··· Data provided

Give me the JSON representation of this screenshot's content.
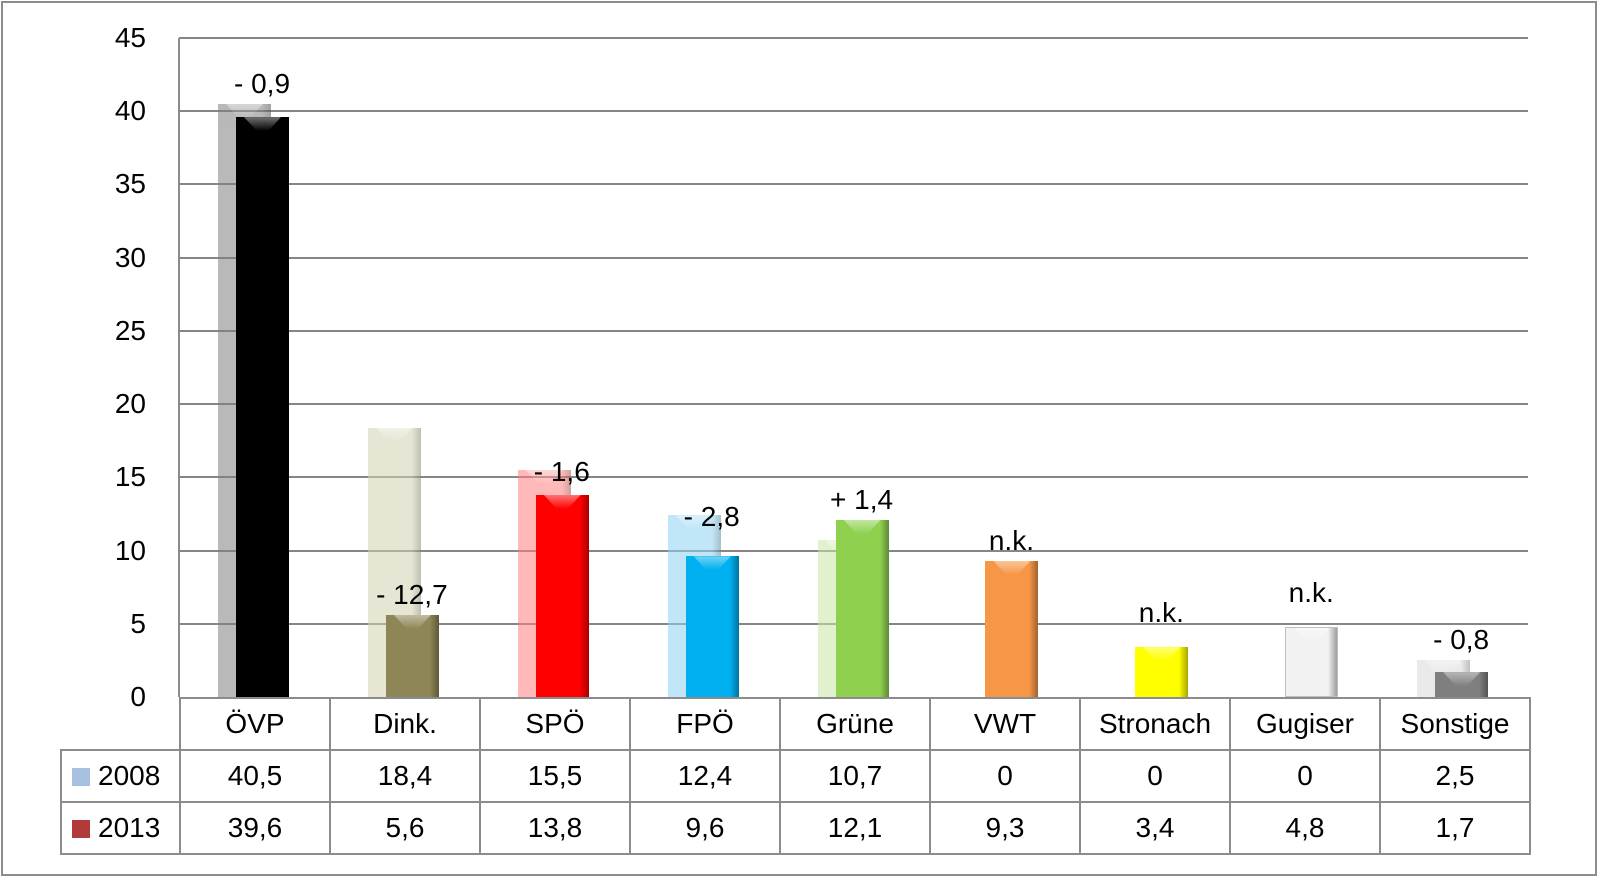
{
  "chart_data": {
    "type": "bar",
    "title": "",
    "xlabel": "",
    "ylabel": "",
    "ylim": [
      0,
      45
    ],
    "yticks": [
      0,
      5,
      10,
      15,
      20,
      25,
      30,
      35,
      40,
      45
    ],
    "grid": true,
    "legend_position": "data-table",
    "categories": [
      "ÖVP",
      "Dink.",
      "SPÖ",
      "FPÖ",
      "Grüne",
      "VWT",
      "Stronach",
      "Gugiser",
      "Sonstige"
    ],
    "series": [
      {
        "name": "2008",
        "values": [
          40.5,
          18.4,
          15.5,
          12.4,
          10.7,
          0,
          0,
          0,
          2.5
        ],
        "labels": [
          "40,5",
          "18,4",
          "15,5",
          "12,4",
          "10,7",
          "0",
          "0",
          "0",
          "2,5"
        ]
      },
      {
        "name": "2013",
        "values": [
          39.6,
          5.6,
          13.8,
          9.6,
          12.1,
          9.3,
          3.4,
          4.8,
          1.7
        ],
        "labels": [
          "39,6",
          "5,6",
          "13,8",
          "9,6",
          "12,1",
          "9,3",
          "3,4",
          "4,8",
          "1,7"
        ]
      }
    ],
    "annotations": [
      "- 0,9",
      "- 12,7",
      "- 1,6",
      "- 2,8",
      "+ 1,4",
      "n.k.",
      "n.k.",
      "n.k.",
      "- 0,8"
    ],
    "colors_2013": [
      "#000000",
      "#8e8656",
      "#ff0000",
      "#00b0f0",
      "#8fd14f",
      "#f79646",
      "#ffff00",
      "#f2f2f2",
      "#7f7f7f"
    ],
    "colors_2008": [
      "#7f7f7f",
      "#d4d0b0",
      "#ff8080",
      "#8fd3f4",
      "#c9e7a7",
      "#f79646",
      "#ffff00",
      "#f2f2f2",
      "#d9d9d9"
    ],
    "legend_colors": {
      "2008": "#a9c1e0",
      "2013": "#b33a3a"
    }
  }
}
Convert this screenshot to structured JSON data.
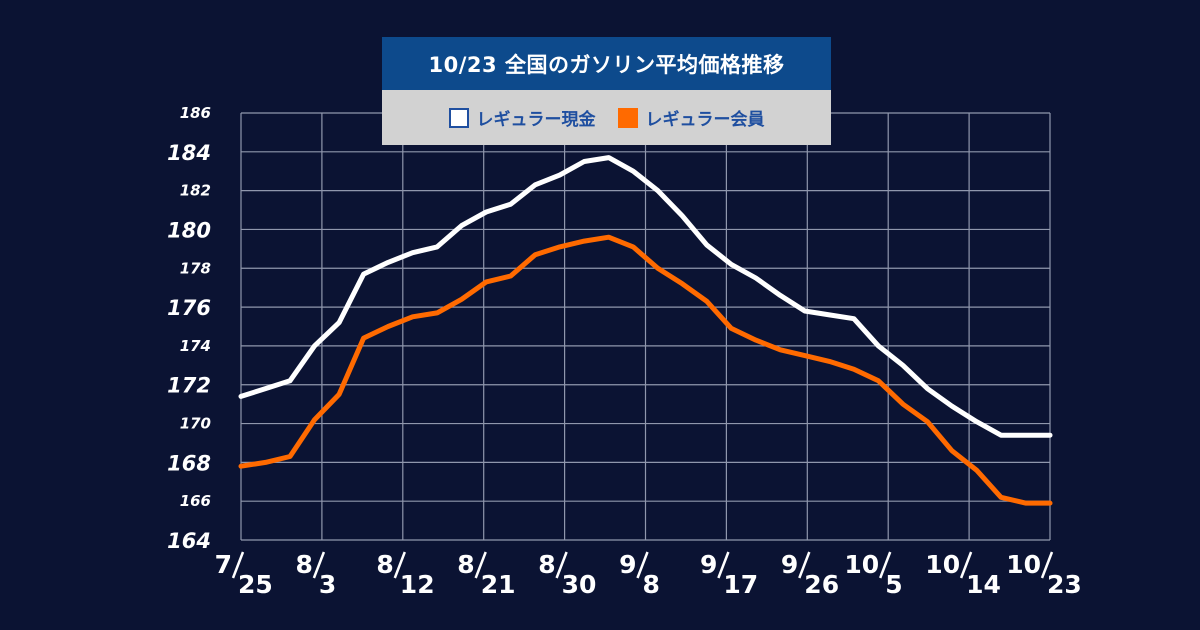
{
  "chart_data": {
    "type": "line",
    "title": "10/23 全国のガソリン平均価格推移",
    "xlabel": "",
    "ylabel": "",
    "ylim": [
      164,
      186
    ],
    "yticks": [
      164,
      166,
      168,
      170,
      172,
      174,
      176,
      178,
      180,
      182,
      184,
      186
    ],
    "grid": true,
    "legend_position": "top-center",
    "x_tick_labels": [
      {
        "month": "7",
        "day": "25"
      },
      {
        "month": "8",
        "day": "3"
      },
      {
        "month": "8",
        "day": "12"
      },
      {
        "month": "8",
        "day": "21"
      },
      {
        "month": "8",
        "day": "30"
      },
      {
        "month": "9",
        "day": "8"
      },
      {
        "month": "9",
        "day": "17"
      },
      {
        "month": "9",
        "day": "26"
      },
      {
        "month": "10",
        "day": "5"
      },
      {
        "month": "10",
        "day": "14"
      },
      {
        "month": "10",
        "day": "23"
      }
    ],
    "x": [
      "7/25",
      "7/28",
      "7/31",
      "8/3",
      "8/6",
      "8/9",
      "8/12",
      "8/15",
      "8/18",
      "8/21",
      "8/22",
      "8/24",
      "8/26",
      "8/28",
      "8/30",
      "9/2",
      "9/5",
      "9/8",
      "9/11",
      "9/14",
      "9/17",
      "9/20",
      "9/23",
      "9/26",
      "9/29",
      "10/2",
      "10/5",
      "10/8",
      "10/11",
      "10/14",
      "10/17",
      "10/20",
      "10/22",
      "10/23"
    ],
    "series": [
      {
        "name": "レギュラー現金",
        "color": "#ffffff",
        "values": [
          171.4,
          171.8,
          172.2,
          174.0,
          175.2,
          177.7,
          178.3,
          178.8,
          179.1,
          180.2,
          180.9,
          181.3,
          182.3,
          182.8,
          183.5,
          183.7,
          183.0,
          182.0,
          180.7,
          179.2,
          178.2,
          177.5,
          176.6,
          175.8,
          175.6,
          175.4,
          174.0,
          173.0,
          171.8,
          170.9,
          170.1,
          169.4,
          169.4,
          169.4
        ]
      },
      {
        "name": "レギュラー会員",
        "color": "#ff6a00",
        "values": [
          167.8,
          168.0,
          168.3,
          170.2,
          171.5,
          174.4,
          175.0,
          175.5,
          175.7,
          176.4,
          177.3,
          177.6,
          178.7,
          179.1,
          179.4,
          179.6,
          179.1,
          178.0,
          177.2,
          176.3,
          174.9,
          174.3,
          173.8,
          173.5,
          173.2,
          172.8,
          172.2,
          171.0,
          170.1,
          168.6,
          167.6,
          166.2,
          165.9,
          165.9
        ]
      }
    ]
  }
}
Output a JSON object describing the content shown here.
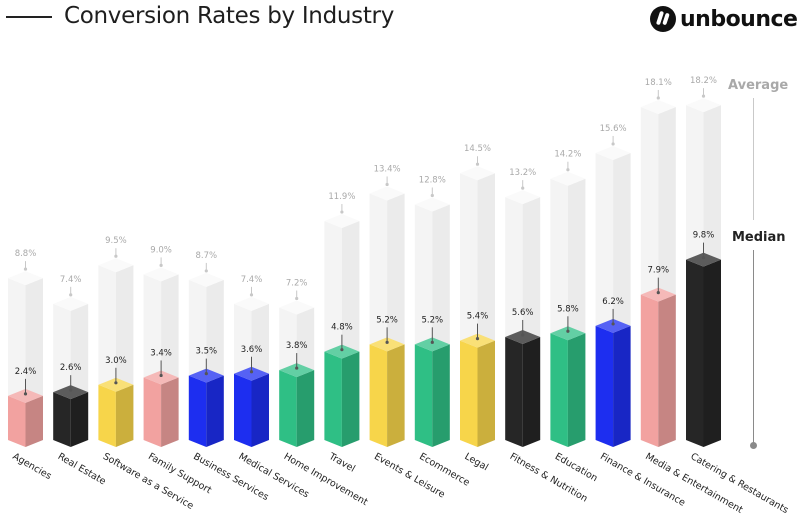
{
  "header": {
    "title": "Conversion Rates by Industry",
    "brand": "unbounce"
  },
  "legend": {
    "average_label": "Average",
    "median_label": "Median"
  },
  "colors": {
    "pink": "#f2a2a0",
    "black": "#262626",
    "yellow": "#f7d54a",
    "blue": "#1d2ef0",
    "green": "#2fbf85",
    "ghost": "#f3f3f3",
    "avg_text": "#a9a9a9",
    "median_text": "#222222"
  },
  "chart_data": {
    "type": "bar",
    "title": "Conversion Rates by Industry",
    "categories": [
      "Agencies",
      "Real Estate",
      "Software as a Service",
      "Family Support",
      "Business Services",
      "Medical Services",
      "Home Improvement",
      "Travel",
      "Events & Leisure",
      "Ecommerce",
      "Legal",
      "Fitness & Nutrition",
      "Education",
      "Finance & Insurance",
      "Media & Entertainment",
      "Catering & Restaurants"
    ],
    "series": [
      {
        "name": "Median",
        "values": [
          2.4,
          2.6,
          3.0,
          3.4,
          3.5,
          3.6,
          3.8,
          4.8,
          5.2,
          5.2,
          5.4,
          5.6,
          5.8,
          6.2,
          7.9,
          9.8
        ],
        "labels": [
          "2.4%",
          "2.6%",
          "3.0%",
          "3.4%",
          "3.5%",
          "3.6%",
          "3.8%",
          "4.8%",
          "5.2%",
          "5.2%",
          "5.4%",
          "5.6%",
          "5.8%",
          "6.2%",
          "7.9%",
          "9.8%"
        ]
      },
      {
        "name": "Average",
        "values": [
          8.8,
          7.4,
          9.5,
          9.0,
          8.7,
          7.4,
          7.2,
          11.9,
          13.4,
          12.8,
          14.5,
          13.2,
          14.2,
          15.6,
          18.1,
          18.2
        ],
        "labels": [
          "8.8%",
          "7.4%",
          "9.5%",
          "9.0%",
          "8.7%",
          "7.4%",
          "7.2%",
          "11.9%",
          "13.4%",
          "12.8%",
          "14.5%",
          "13.2%",
          "14.2%",
          "15.6%",
          "18.1%",
          "18.2%"
        ]
      }
    ],
    "bar_colors": [
      "pink",
      "black",
      "yellow",
      "pink",
      "blue",
      "blue",
      "green",
      "green",
      "yellow",
      "green",
      "yellow",
      "black",
      "green",
      "blue",
      "pink",
      "black"
    ],
    "grid": false,
    "legend_position": "right"
  }
}
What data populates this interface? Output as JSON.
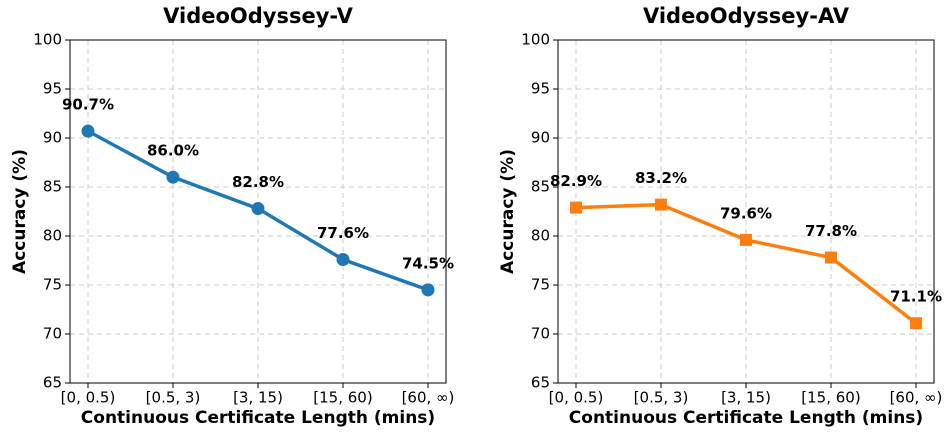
{
  "chart_data": [
    {
      "type": "line",
      "title": "VideoOdyssey-V",
      "xlabel": "Continuous Certificate Length (mins)",
      "ylabel": "Accuracy (%)",
      "categories": [
        "[0, 0.5)",
        "[0.5, 3)",
        "[3, 15)",
        "[15, 60)",
        "[60, ∞)"
      ],
      "values": [
        90.7,
        86.0,
        82.8,
        77.6,
        74.5
      ],
      "value_labels": [
        "90.7%",
        "86.0%",
        "82.8%",
        "77.6%",
        "74.5%"
      ],
      "color": "#1f77b4",
      "marker": "circle",
      "ylim": [
        65,
        100
      ],
      "yticks": [
        65,
        70,
        75,
        80,
        85,
        90,
        95,
        100
      ],
      "grid": true
    },
    {
      "type": "line",
      "title": "VideoOdyssey-AV",
      "xlabel": "Continuous Certificate Length (mins)",
      "ylabel": "Accuracy (%)",
      "categories": [
        "[0, 0.5)",
        "[0.5, 3)",
        "[3, 15)",
        "[15, 60)",
        "[60, ∞)"
      ],
      "values": [
        82.9,
        83.2,
        79.6,
        77.8,
        71.1
      ],
      "value_labels": [
        "82.9%",
        "83.2%",
        "79.6%",
        "77.8%",
        "71.1%"
      ],
      "color": "#ff7f0e",
      "marker": "square",
      "ylim": [
        65,
        100
      ],
      "yticks": [
        65,
        70,
        75,
        80,
        85,
        90,
        95,
        100
      ],
      "grid": true
    }
  ]
}
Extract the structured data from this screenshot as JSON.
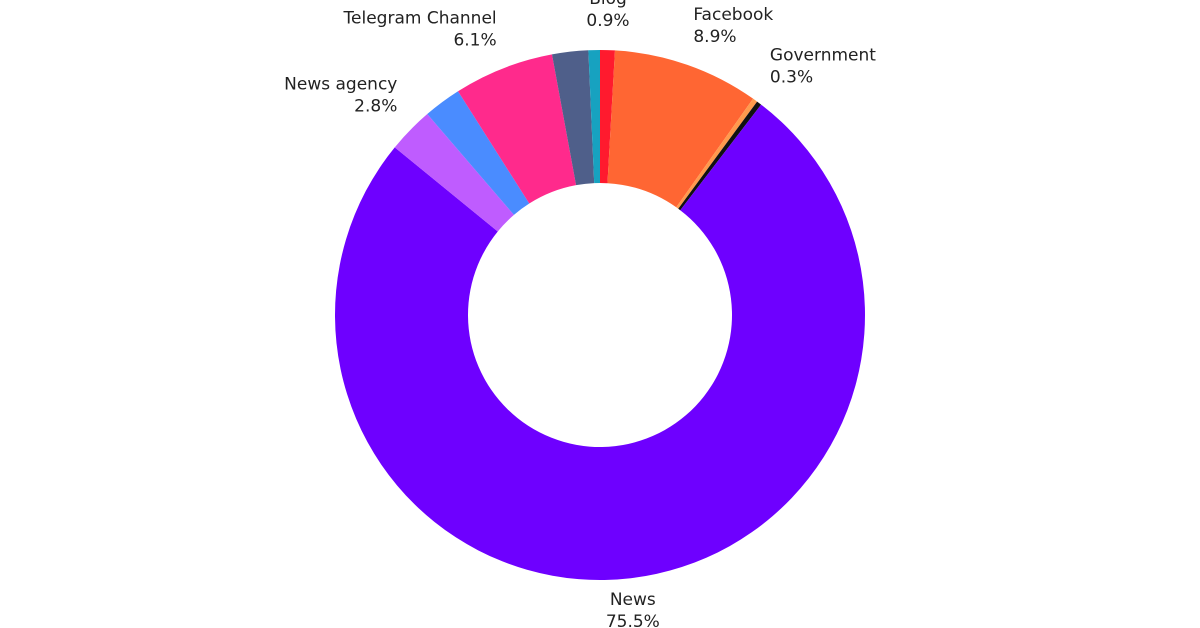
{
  "chart_data": {
    "type": "donut",
    "categories": [
      "Blog",
      "Facebook",
      null,
      "Government",
      "News",
      "News agency",
      null,
      "Telegram Channel",
      null,
      null
    ],
    "values": [
      0.9,
      8.9,
      0.3,
      0.3,
      75.5,
      2.8,
      2.3,
      6.1,
      2.2,
      0.7
    ],
    "value_labels": [
      "0.9%",
      "8.9%",
      null,
      "0.3%",
      "75.5%",
      "2.8%",
      null,
      "6.1%",
      null,
      null
    ],
    "colors": [
      "#ff1a2e",
      "#ff6633",
      "#ff9a4d",
      "#111111",
      "#6e00ff",
      "#bf5cff",
      "#4a8cff",
      "#ff2a8c",
      "#4f5f8a",
      "#17a2c0"
    ]
  }
}
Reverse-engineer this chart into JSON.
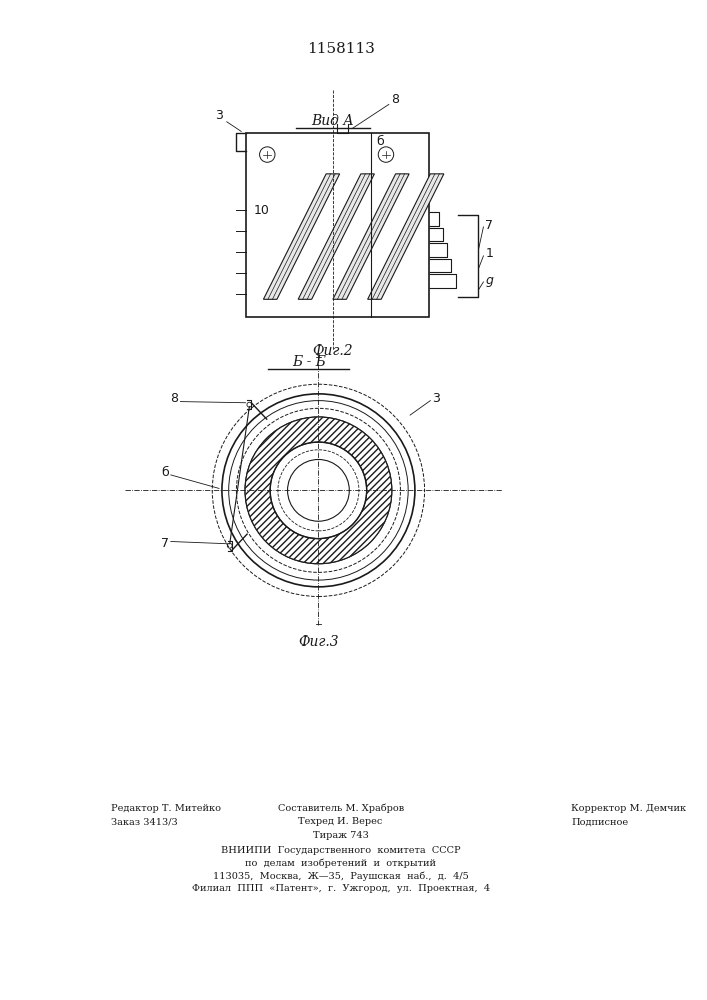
{
  "patent_number": "1158113",
  "bg_color": "#ffffff",
  "line_color": "#1a1a1a",
  "fig2_label": "Вид А",
  "fig2_caption": "Фиг.2",
  "fig3_label": "Б - Б",
  "fig3_caption": "Фиг.3",
  "footer_line1_left": "Редактор Т. Митейко",
  "footer_line1_center": "Составитель М. Храбров",
  "footer_line1_right": "Корректор М. Демчик",
  "footer_line2_left": "Заказ 3413/3",
  "footer_line2_center": "Техред И. Верес",
  "footer_line2_right": "Подписное",
  "footer_line3_center": "Тираж 743",
  "footer_block": "ВНИИПИ  Государственного  комитета  СССР\nпо  делам  изобретений  и  открытий\n113035,  Москва,  Ж—35,  Раушская  наб.,  д.  4/5\nФилиал  ППП  «Патент»,  г.  Ужгород,  ул.  Проектная,  4"
}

······

### [Directive]
Which lines include the word "content"? Copy every one of them.

### [Reply to the task]
Give me the JSON representation of this screenshot's content.
Output a JSON object describing the content shown here.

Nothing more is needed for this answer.